------ GIVEN INFORMATION
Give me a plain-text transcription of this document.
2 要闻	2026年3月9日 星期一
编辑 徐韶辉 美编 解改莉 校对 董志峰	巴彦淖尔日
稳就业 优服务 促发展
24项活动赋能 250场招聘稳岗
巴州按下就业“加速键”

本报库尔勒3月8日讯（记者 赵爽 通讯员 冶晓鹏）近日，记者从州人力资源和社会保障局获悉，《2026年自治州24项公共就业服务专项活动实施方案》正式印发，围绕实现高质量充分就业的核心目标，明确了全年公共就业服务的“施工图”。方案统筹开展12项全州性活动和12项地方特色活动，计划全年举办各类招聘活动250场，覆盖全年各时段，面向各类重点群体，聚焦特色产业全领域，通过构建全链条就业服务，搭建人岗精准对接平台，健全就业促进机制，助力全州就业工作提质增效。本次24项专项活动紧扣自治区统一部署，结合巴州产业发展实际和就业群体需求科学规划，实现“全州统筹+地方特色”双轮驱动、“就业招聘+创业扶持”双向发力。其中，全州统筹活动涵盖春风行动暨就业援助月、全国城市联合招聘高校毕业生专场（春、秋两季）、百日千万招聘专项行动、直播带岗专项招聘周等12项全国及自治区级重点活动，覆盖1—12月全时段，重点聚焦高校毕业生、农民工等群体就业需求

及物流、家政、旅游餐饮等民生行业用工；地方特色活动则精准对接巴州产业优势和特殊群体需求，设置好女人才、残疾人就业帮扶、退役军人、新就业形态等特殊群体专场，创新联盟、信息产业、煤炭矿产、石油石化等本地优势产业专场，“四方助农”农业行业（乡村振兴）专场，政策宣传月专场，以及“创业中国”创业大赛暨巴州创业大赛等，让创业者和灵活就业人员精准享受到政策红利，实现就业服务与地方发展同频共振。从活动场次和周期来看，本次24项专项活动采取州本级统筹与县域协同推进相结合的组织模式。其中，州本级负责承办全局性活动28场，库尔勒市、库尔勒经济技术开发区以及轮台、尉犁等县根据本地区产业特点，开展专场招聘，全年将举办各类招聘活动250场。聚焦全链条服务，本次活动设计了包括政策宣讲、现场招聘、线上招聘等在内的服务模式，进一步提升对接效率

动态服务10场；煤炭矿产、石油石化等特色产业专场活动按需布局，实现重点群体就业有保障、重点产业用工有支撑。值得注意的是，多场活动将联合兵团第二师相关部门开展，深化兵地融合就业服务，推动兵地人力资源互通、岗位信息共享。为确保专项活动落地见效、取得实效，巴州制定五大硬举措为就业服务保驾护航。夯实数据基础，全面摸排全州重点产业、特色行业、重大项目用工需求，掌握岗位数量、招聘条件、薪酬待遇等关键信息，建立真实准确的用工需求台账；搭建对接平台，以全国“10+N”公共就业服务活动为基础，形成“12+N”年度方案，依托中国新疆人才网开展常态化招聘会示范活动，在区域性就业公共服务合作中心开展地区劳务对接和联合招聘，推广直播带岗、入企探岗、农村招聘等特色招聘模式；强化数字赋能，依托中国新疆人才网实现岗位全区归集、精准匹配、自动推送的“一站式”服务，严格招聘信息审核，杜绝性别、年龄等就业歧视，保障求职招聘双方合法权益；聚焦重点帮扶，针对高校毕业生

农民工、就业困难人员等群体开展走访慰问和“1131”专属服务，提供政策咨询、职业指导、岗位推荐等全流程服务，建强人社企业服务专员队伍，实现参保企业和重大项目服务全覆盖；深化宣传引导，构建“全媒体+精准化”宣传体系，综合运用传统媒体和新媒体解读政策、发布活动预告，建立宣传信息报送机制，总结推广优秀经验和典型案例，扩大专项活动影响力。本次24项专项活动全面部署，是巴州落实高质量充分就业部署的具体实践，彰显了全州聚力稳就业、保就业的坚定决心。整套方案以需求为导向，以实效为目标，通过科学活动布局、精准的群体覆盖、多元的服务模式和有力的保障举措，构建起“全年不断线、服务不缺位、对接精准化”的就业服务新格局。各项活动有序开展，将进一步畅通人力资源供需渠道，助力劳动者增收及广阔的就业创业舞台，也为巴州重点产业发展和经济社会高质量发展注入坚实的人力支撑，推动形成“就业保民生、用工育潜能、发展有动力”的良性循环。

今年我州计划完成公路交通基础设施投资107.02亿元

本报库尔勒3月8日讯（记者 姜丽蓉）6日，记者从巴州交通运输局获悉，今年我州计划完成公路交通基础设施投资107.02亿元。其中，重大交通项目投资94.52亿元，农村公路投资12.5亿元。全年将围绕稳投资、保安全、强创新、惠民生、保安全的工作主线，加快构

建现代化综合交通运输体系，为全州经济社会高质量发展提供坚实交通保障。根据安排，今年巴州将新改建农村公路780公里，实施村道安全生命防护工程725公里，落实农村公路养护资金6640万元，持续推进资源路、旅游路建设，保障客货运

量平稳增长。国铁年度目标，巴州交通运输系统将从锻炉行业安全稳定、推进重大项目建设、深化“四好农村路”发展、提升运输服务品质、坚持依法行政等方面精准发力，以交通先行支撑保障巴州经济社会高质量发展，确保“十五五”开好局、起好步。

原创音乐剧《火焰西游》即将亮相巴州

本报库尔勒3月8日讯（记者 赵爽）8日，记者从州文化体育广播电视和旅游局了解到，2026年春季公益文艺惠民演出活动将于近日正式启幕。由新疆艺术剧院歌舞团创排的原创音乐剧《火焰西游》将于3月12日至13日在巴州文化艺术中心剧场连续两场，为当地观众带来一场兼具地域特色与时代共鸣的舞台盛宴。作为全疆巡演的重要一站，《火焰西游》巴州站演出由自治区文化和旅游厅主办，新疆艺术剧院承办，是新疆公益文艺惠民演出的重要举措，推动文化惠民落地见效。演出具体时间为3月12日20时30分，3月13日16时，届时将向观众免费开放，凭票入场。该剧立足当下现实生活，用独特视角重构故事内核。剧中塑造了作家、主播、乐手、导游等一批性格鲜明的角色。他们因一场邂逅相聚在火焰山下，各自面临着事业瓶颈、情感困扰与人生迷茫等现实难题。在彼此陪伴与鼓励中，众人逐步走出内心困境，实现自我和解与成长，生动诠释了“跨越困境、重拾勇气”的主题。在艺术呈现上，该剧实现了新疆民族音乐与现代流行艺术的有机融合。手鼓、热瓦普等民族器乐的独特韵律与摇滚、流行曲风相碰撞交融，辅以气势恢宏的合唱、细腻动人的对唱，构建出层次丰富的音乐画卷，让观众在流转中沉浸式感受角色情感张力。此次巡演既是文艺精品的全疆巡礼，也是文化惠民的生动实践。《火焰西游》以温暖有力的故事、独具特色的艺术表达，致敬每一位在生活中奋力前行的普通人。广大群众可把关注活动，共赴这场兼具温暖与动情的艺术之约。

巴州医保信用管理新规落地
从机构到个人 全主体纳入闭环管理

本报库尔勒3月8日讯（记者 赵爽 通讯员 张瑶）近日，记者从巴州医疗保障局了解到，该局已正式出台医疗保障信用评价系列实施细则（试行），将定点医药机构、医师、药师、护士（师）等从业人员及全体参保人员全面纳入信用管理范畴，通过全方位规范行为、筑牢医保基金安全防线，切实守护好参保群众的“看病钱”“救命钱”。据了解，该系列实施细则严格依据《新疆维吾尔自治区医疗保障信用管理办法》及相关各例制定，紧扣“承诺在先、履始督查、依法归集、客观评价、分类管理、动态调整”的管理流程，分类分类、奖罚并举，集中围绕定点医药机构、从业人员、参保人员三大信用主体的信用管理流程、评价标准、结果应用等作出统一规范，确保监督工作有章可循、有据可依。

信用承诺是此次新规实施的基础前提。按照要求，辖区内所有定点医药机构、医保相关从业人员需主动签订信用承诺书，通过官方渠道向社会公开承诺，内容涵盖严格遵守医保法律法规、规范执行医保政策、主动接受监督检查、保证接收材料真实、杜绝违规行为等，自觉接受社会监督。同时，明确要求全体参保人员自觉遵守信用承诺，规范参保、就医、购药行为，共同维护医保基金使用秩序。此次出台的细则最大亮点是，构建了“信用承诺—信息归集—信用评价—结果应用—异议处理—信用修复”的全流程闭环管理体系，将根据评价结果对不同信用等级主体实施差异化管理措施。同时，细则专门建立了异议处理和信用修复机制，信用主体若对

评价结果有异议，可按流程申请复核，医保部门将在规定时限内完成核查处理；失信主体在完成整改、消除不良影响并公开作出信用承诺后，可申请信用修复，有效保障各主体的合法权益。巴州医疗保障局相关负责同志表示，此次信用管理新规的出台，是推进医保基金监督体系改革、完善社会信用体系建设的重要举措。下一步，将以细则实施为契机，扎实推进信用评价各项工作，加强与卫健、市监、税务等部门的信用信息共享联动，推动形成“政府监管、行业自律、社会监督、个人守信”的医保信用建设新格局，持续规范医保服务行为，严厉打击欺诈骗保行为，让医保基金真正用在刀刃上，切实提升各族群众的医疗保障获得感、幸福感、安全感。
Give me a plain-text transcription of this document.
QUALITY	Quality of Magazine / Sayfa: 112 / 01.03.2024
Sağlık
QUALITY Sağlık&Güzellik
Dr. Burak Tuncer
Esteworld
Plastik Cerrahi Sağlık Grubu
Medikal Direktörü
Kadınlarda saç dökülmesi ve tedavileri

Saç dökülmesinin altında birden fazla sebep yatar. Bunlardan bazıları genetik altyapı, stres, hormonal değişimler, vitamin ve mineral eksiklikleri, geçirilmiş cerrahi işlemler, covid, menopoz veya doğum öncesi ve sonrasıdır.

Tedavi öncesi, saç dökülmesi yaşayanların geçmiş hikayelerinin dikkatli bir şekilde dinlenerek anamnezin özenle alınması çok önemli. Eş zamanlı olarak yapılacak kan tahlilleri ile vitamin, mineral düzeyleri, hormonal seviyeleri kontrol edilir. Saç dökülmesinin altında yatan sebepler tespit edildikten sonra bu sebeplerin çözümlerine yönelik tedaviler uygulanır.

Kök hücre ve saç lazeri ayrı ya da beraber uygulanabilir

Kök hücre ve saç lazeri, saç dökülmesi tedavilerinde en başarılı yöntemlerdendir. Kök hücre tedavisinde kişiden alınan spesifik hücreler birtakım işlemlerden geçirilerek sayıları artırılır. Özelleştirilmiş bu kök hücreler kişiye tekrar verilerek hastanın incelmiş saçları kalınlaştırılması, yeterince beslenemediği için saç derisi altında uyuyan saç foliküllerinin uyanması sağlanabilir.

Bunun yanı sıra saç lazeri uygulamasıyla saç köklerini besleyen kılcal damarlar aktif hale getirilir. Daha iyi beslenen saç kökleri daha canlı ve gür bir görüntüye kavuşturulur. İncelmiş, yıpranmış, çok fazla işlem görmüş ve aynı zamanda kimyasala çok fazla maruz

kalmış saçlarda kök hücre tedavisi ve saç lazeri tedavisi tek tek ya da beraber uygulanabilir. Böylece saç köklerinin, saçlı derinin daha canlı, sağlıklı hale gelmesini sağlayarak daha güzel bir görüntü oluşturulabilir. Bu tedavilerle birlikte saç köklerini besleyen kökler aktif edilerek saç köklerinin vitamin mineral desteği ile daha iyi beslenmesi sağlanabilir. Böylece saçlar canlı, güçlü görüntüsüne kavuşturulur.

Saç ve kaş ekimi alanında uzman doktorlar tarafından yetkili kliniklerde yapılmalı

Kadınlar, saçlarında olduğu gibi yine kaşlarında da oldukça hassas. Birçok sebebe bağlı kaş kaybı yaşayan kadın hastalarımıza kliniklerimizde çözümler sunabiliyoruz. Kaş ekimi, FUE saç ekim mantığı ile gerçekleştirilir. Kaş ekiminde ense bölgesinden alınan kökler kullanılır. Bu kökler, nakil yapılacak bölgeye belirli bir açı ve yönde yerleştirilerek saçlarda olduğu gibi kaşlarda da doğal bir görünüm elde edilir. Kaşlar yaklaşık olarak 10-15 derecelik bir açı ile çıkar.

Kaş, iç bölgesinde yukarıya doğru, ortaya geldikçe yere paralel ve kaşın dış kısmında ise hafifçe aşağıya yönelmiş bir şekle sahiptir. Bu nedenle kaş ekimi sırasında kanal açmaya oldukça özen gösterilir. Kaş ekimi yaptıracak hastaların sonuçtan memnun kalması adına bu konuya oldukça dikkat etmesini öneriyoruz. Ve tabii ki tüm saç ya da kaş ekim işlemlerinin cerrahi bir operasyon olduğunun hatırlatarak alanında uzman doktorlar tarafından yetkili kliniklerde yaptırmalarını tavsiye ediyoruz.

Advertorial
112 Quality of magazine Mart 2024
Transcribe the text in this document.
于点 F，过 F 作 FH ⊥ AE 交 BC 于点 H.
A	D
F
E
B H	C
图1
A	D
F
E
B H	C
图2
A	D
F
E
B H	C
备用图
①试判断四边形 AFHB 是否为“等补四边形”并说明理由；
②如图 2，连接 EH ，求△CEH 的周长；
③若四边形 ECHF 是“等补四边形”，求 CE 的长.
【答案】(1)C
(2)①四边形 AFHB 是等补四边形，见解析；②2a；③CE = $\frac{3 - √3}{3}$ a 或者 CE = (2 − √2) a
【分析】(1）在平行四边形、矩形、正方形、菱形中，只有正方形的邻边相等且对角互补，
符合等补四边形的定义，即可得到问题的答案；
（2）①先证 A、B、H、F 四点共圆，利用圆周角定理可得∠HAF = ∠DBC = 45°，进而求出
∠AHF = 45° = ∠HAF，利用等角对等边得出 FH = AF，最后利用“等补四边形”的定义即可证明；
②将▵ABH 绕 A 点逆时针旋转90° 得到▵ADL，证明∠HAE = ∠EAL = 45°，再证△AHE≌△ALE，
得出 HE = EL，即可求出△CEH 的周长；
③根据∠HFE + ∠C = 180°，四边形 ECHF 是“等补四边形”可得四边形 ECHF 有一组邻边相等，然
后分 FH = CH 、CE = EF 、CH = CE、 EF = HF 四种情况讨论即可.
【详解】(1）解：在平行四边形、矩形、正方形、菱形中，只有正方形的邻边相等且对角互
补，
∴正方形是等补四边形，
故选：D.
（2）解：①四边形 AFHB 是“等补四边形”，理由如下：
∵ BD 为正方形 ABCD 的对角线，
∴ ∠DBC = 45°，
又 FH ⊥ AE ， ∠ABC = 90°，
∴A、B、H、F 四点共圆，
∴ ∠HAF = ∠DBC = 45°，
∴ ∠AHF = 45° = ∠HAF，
------------
YOUR INSTRUCTIONS - Keep only those lines of the records that hold "canlı", and return them.

RESULT FOR THIS EXERCISE -
Bunun yanı sıra saç lazeri uygulamasıyla saç köklerini besleyen kılcal damarlar aktif hale getirilir. Daha iyi beslenen saç kökleri daha canlı ve gür bir görüntüye kavuşturulur. İncelmiş, yıpranmış, çok fazla işlem görmüş ve aynı zamanda kimyasala çok fazla maruz
kalmış saçlarda kök hücre tedavisi ve saç lazeri tedavisi tek tek ya da beraber uygulanabilir. Böylece saç köklerinin, saçlı derinin daha canlı, sağlıklı hale gelmesini sağlayarak daha güzel bir görüntü oluşturulabilir. Bu tedavilerle birlikte saç köklerini besleyen kökler aktif edilerek saç köklerinin vitamin mineral desteği ile daha iyi beslenmesi sağlanabilir. Böylece saçlar canlı, güçlü görüntüsüne kavuşturulur.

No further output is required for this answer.